Given passage

"""

The model could thus be trained to treat similarities in stem sounds
in similar ways (as the encoding of input and output vectors is a
phonological one): Handling of stem-stem similarity can be explained
better than with the rule based account.

But the big difference in structure also has some problems: The
network of connections works as a pattern associator memory, none
of the connections ,,has an idea of what it does to the data''. To
say it in another way, there are simply \R{no rules} in the sense of
a Chomsky et al. model at all. As there are no rules, there is also
no notion of a \R{simple rule}: Any arbitrary mapping of input sound
patterns to output sound patterns can be learned, stem-past similarity
(and even change-change similarity)
looks like a complete coincidence to the network. The model also seems
to put needless effort in handling phonology effects, because there
are effects that apply to English in general and not only to the past
tense -- thus, their handling should be done in a separate module, and
not reproduced in every ,,inflection engine'' (of which the past tense
network is only one) from scratch.

Pinker complains about the mapping being only readable in one way,
but I see no reason why the contiguity in the stem/past pairs should
not be useable to learn how to recognize the correct stem when
presented a past tense form as well as it is useable to learn how
to generate a past tense form from a stem by the same mechanism of
training a network to act as pattern associator / associate memory.

There is another issue Pinker is quite pessimistic about: Sometimes
there are verbs with identical sounds but different inflection, for
example in the three-fold case of \R{ring} in the three meanings
,,ring a bell''\/,\/ ,,wrestle'' and ,,put a ring on a birds leg''\/.
In those cases, the network must not only use the phonological form
of the stem as input, but also some semantic information. Relying on
semantics alone would be the wrong way, because there are no semantic
family resemblances among irregular verbs like the ones we do have in
the (phonology/spelling based) stem-stem similarity introduced above.

"""

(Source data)
"""

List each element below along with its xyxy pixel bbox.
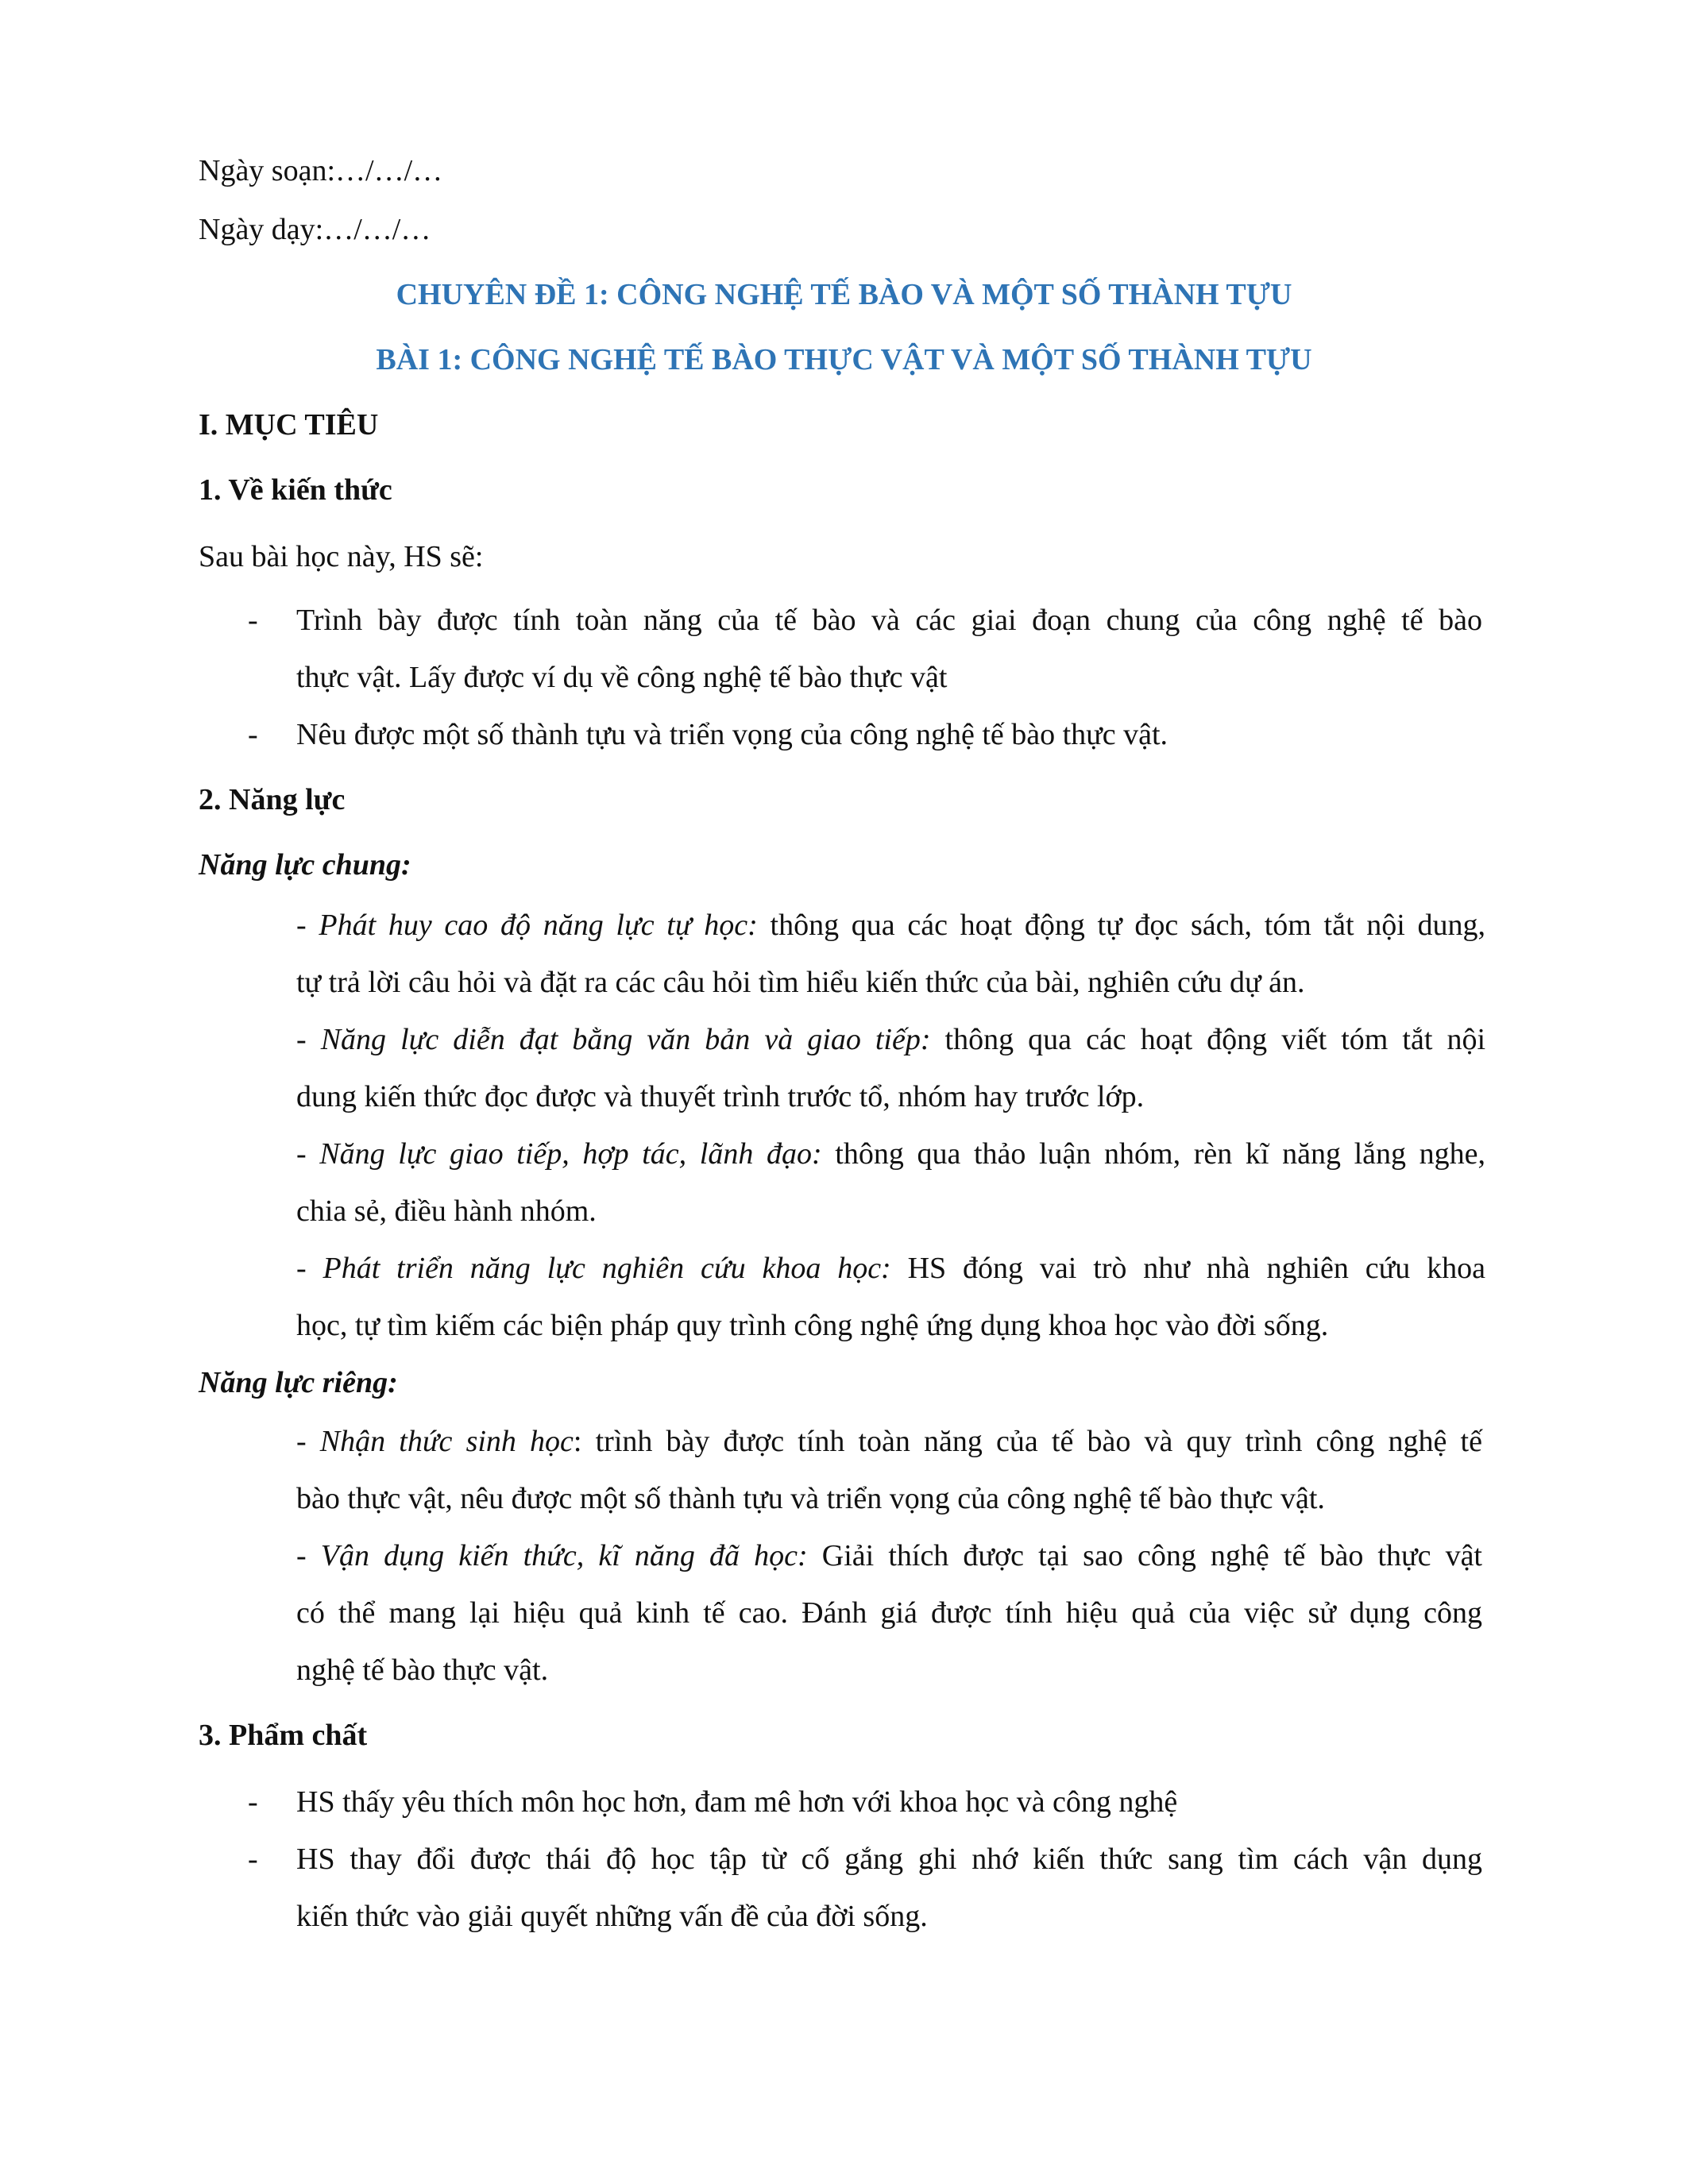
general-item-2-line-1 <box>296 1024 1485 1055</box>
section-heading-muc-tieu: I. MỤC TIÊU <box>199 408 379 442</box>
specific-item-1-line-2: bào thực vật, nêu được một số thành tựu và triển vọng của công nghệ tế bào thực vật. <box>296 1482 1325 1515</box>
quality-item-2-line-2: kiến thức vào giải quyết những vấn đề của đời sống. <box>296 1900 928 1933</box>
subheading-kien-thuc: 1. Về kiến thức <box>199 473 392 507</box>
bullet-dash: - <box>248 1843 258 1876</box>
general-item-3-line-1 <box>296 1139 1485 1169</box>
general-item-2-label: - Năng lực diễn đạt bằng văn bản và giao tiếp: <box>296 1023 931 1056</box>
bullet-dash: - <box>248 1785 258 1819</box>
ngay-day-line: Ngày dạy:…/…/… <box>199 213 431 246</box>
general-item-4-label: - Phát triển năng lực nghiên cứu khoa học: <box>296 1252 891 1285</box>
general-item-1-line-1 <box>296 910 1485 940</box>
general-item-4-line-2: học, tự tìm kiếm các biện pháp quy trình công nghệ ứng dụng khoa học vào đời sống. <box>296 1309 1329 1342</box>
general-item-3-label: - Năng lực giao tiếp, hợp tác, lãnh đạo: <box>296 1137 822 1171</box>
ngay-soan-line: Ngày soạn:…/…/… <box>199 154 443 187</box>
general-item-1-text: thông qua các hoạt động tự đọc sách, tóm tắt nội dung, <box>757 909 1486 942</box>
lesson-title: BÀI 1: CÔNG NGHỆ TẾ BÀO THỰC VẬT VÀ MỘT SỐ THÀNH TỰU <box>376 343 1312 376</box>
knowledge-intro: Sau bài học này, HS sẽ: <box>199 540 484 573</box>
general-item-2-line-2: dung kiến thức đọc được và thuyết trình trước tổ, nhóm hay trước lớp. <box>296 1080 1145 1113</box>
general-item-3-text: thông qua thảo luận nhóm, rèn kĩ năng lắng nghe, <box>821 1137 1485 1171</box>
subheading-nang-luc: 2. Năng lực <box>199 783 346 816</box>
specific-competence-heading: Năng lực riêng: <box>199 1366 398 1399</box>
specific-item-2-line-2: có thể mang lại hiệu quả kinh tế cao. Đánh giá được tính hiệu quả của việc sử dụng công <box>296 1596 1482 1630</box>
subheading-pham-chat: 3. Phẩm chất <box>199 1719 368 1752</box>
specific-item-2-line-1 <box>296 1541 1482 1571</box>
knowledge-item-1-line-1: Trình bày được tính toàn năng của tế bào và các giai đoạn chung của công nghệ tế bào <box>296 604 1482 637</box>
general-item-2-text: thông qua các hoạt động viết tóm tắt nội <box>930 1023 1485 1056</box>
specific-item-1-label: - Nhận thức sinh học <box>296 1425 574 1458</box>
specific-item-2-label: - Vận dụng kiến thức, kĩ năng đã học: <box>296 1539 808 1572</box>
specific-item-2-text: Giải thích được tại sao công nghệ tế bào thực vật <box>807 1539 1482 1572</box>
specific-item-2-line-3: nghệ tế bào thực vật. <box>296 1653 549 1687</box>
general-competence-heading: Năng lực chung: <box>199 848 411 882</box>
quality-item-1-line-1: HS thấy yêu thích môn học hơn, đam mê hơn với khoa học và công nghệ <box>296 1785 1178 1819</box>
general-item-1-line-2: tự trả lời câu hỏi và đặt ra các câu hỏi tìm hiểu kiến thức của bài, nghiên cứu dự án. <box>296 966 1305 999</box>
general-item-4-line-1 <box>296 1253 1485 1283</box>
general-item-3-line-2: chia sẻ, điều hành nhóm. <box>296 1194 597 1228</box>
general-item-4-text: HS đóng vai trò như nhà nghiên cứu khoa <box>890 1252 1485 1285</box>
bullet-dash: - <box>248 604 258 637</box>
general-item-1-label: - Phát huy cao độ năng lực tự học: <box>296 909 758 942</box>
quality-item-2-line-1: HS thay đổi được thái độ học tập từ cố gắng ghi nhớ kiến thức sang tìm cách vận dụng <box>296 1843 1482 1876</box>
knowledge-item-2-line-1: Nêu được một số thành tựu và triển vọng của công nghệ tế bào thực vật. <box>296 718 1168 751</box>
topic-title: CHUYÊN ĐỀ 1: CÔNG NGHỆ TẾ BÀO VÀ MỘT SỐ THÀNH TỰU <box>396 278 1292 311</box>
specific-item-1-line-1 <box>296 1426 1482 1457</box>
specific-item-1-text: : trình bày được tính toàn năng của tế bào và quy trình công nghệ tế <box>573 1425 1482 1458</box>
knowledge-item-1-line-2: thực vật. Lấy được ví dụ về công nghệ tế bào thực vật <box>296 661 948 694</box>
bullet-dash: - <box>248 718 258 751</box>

"""

Task goal
Pick up the passage on the past tense network model after its final sentence and continue it. The listing has no connection to the passage on the past tense network.

In response
I do, however, see no problem in using the sound of the stem as the
main input while still adding semantic clues (or even the output of
other units such as a ,,this action/verb was just created from a
noun/thing lexicon entry or concept'' flag that would block irregular
inflection) to the available input information.

The last but very tricky to solve weakness of simple pattern associator
networks (perceptrons) is the proper encoding of the temporal structure
of the input: Simply encoding words as unordered bags of sounds or
sound features is obviously wrong, and having an array of those with
one column per position has the fatal flaw that we neither know how
many columns we should prepare nor does the input vector for ,,string''
resemble to the one for ,,ring'' in any way (we cannot handle shifts).

So a third attempt was to use so-called \R{Wickelphones} (after the
psychologist \I{Wickelgren}): Wickelphones are triplets of phonemes in
sequence, and the set of Wickelphones contained in a string can
describe that string because the Wickelphones overlap and only chain
together in the right order. But alas, Wickelphones cannot handle
repetitions of substrings (having a substring several times does not
change the set of Wickelphones -- an unordered list of them or a set
augmented with a marking of frequency for the members would solve this
at first glance, but then we will fall to ambiguities in the ordering!)
and sometimes they even fail to capture certain stem-stem similarities.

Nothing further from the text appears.